* begin Material shown *
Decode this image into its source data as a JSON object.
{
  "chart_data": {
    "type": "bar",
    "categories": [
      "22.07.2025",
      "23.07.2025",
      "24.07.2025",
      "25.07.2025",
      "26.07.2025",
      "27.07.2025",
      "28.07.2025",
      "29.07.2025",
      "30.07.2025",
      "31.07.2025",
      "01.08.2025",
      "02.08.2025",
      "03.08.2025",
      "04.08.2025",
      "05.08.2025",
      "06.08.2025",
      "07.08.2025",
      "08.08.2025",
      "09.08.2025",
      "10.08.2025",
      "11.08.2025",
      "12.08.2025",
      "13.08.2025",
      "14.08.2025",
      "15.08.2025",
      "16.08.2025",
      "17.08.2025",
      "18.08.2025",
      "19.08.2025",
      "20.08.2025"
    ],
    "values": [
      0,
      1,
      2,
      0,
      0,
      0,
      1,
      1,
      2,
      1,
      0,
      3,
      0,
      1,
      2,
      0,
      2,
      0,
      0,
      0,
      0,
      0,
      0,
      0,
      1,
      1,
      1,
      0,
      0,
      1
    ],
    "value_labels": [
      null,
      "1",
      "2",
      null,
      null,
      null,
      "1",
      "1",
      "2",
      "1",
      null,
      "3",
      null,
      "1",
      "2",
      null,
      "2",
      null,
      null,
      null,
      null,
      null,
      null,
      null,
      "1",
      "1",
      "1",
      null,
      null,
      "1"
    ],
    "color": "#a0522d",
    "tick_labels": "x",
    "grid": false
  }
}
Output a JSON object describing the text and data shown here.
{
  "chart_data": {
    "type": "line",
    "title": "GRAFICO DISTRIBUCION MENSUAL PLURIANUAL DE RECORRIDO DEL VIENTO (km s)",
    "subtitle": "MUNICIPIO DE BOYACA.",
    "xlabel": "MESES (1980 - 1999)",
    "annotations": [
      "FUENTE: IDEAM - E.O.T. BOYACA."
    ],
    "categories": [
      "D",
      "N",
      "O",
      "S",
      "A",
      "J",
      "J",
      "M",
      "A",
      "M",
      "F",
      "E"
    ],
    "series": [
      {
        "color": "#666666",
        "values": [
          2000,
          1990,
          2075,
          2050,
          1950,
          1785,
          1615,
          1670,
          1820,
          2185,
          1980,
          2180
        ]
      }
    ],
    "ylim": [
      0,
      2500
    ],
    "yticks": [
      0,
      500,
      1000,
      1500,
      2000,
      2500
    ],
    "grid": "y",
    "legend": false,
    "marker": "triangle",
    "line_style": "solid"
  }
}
* end Material shown *
Task to carry out
Answer only with how many lines in the records include "JSON".

Exercise output
2